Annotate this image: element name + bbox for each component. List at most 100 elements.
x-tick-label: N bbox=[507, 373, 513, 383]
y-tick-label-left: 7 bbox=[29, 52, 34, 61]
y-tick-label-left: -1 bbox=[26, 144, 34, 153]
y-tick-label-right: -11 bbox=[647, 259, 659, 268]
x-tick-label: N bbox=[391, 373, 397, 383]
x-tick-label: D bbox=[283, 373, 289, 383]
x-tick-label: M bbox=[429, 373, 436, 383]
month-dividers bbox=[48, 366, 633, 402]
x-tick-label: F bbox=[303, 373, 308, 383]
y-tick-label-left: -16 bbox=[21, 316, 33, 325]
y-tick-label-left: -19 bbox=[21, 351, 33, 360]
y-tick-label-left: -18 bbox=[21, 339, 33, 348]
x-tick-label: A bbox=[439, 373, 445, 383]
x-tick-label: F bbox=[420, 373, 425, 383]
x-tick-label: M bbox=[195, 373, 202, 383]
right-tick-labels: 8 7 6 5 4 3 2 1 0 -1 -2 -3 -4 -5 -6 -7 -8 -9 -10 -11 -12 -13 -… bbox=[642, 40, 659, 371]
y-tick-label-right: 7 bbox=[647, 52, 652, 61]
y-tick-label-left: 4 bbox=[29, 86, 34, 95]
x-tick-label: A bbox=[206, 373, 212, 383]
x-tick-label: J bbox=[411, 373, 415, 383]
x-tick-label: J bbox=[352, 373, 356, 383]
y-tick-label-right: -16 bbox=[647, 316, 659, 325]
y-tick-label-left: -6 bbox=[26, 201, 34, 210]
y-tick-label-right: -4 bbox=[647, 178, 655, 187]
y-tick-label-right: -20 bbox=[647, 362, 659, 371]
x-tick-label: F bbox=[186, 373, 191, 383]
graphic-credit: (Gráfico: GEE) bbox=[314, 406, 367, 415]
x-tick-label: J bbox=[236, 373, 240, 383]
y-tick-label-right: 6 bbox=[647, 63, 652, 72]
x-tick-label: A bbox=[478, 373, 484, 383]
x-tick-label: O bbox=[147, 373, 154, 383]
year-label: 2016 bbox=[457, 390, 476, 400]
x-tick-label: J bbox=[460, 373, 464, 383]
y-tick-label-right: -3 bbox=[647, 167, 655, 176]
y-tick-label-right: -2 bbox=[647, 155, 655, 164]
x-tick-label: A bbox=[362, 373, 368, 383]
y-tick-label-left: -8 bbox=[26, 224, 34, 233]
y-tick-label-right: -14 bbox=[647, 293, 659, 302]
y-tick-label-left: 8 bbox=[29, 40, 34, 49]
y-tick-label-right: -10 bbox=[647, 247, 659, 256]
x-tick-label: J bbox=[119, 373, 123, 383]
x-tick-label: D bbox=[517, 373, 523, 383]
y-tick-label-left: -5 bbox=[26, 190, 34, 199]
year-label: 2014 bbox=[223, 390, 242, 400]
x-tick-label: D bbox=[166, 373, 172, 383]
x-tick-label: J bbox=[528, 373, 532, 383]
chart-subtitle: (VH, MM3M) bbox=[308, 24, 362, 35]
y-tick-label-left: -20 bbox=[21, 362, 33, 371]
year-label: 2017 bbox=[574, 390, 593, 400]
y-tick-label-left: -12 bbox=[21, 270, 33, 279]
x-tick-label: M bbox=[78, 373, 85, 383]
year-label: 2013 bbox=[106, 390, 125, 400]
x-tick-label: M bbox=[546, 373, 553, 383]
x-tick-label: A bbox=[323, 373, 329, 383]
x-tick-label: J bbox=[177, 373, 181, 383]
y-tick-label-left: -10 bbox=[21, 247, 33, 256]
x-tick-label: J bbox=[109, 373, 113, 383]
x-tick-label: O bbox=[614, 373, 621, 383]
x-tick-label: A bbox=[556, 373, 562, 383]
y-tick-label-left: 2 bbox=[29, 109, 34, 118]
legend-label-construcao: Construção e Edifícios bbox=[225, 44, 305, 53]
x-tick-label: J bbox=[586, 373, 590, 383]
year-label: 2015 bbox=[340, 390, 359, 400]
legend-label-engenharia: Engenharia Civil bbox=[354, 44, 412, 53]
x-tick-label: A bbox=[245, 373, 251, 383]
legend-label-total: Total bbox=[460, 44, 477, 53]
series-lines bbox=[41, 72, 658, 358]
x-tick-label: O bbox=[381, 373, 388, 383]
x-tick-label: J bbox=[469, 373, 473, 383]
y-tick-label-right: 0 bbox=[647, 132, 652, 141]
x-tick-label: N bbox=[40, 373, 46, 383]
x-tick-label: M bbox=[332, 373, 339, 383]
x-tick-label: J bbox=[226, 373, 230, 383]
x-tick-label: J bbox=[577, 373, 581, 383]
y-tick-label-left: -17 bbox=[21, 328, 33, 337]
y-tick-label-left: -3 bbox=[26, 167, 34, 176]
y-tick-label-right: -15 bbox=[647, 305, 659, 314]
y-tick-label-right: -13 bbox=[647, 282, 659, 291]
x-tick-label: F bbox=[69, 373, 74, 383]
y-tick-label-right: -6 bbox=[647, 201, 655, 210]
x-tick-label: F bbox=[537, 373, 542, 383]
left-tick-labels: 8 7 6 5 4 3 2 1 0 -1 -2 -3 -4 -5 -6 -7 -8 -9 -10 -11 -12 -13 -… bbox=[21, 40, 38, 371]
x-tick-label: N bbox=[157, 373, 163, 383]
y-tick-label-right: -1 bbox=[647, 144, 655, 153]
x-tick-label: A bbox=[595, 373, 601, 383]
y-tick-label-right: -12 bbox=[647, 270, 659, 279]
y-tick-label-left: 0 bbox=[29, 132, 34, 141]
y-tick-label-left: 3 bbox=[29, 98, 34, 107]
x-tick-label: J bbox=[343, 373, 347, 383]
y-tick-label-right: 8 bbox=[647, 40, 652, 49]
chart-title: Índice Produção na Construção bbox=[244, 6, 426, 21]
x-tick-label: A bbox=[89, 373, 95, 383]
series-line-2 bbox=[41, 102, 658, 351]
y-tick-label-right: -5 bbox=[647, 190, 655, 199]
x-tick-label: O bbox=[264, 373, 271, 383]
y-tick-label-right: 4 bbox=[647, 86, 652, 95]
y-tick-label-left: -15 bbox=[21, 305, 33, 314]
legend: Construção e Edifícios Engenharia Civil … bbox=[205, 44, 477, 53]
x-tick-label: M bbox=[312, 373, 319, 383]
┄┄┄┄┄┄
Rewrite the data from its first line through the line containing "y-tick-label-left: -20 bbox=[21, 362, 33, 371]", renaming "year-label" to "year-heading" and leaving everything else unchanged.

> Worked answer
Annotate this image: element name + bbox for each component. List at most 100 elements.
x-tick-label: N bbox=[507, 373, 513, 383]
y-tick-label-left: 7 bbox=[29, 52, 34, 61]
y-tick-label-left: -1 bbox=[26, 144, 34, 153]
y-tick-label-right: -11 bbox=[647, 259, 659, 268]
x-tick-label: N bbox=[391, 373, 397, 383]
x-tick-label: D bbox=[283, 373, 289, 383]
x-tick-label: M bbox=[429, 373, 436, 383]
month-dividers bbox=[48, 366, 633, 402]
x-tick-label: F bbox=[303, 373, 308, 383]
y-tick-label-left: -16 bbox=[21, 316, 33, 325]
y-tick-label-left: -19 bbox=[21, 351, 33, 360]
y-tick-label-left: -18 bbox=[21, 339, 33, 348]
x-tick-label: A bbox=[439, 373, 445, 383]
x-tick-label: F bbox=[420, 373, 425, 383]
x-tick-label: M bbox=[195, 373, 202, 383]
right-tick-labels: 8 7 6 5 4 3 2 1 0 -1 -2 -3 -4 -5 -6 -7 -8 -9 -10 -11 -12 -13 -… bbox=[642, 40, 659, 371]
y-tick-label-right: 7 bbox=[647, 52, 652, 61]
y-tick-label-left: 4 bbox=[29, 86, 34, 95]
x-tick-label: A bbox=[206, 373, 212, 383]
x-tick-label: J bbox=[411, 373, 415, 383]
x-tick-label: J bbox=[352, 373, 356, 383]
y-tick-label-right: -16 bbox=[647, 316, 659, 325]
y-tick-label-left: -6 bbox=[26, 201, 34, 210]
y-tick-label-right: -4 bbox=[647, 178, 655, 187]
y-tick-label-right: -20 bbox=[647, 362, 659, 371]
x-tick-label: F bbox=[186, 373, 191, 383]
graphic-credit: (Gráfico: GEE) bbox=[314, 406, 367, 415]
x-tick-label: J bbox=[236, 373, 240, 383]
y-tick-label-right: 6 bbox=[647, 63, 652, 72]
x-tick-label: A bbox=[478, 373, 484, 383]
x-tick-label: O bbox=[147, 373, 154, 383]
year-heading: 2016 bbox=[457, 390, 476, 400]
x-tick-label: J bbox=[460, 373, 464, 383]
y-tick-label-right: -3 bbox=[647, 167, 655, 176]
y-tick-label-right: -2 bbox=[647, 155, 655, 164]
x-tick-label: A bbox=[362, 373, 368, 383]
y-tick-label-left: -8 bbox=[26, 224, 34, 233]
y-tick-label-right: -14 bbox=[647, 293, 659, 302]
y-tick-label-left: 8 bbox=[29, 40, 34, 49]
y-tick-label-right: -10 bbox=[647, 247, 659, 256]
x-tick-label: J bbox=[119, 373, 123, 383]
x-tick-label: D bbox=[517, 373, 523, 383]
y-tick-label-left: -5 bbox=[26, 190, 34, 199]
year-heading: 2014 bbox=[223, 390, 242, 400]
x-tick-label: D bbox=[166, 373, 172, 383]
x-tick-label: J bbox=[528, 373, 532, 383]
chart-subtitle: (VH, MM3M) bbox=[308, 24, 362, 35]
y-tick-label-left: -20 bbox=[21, 362, 33, 371]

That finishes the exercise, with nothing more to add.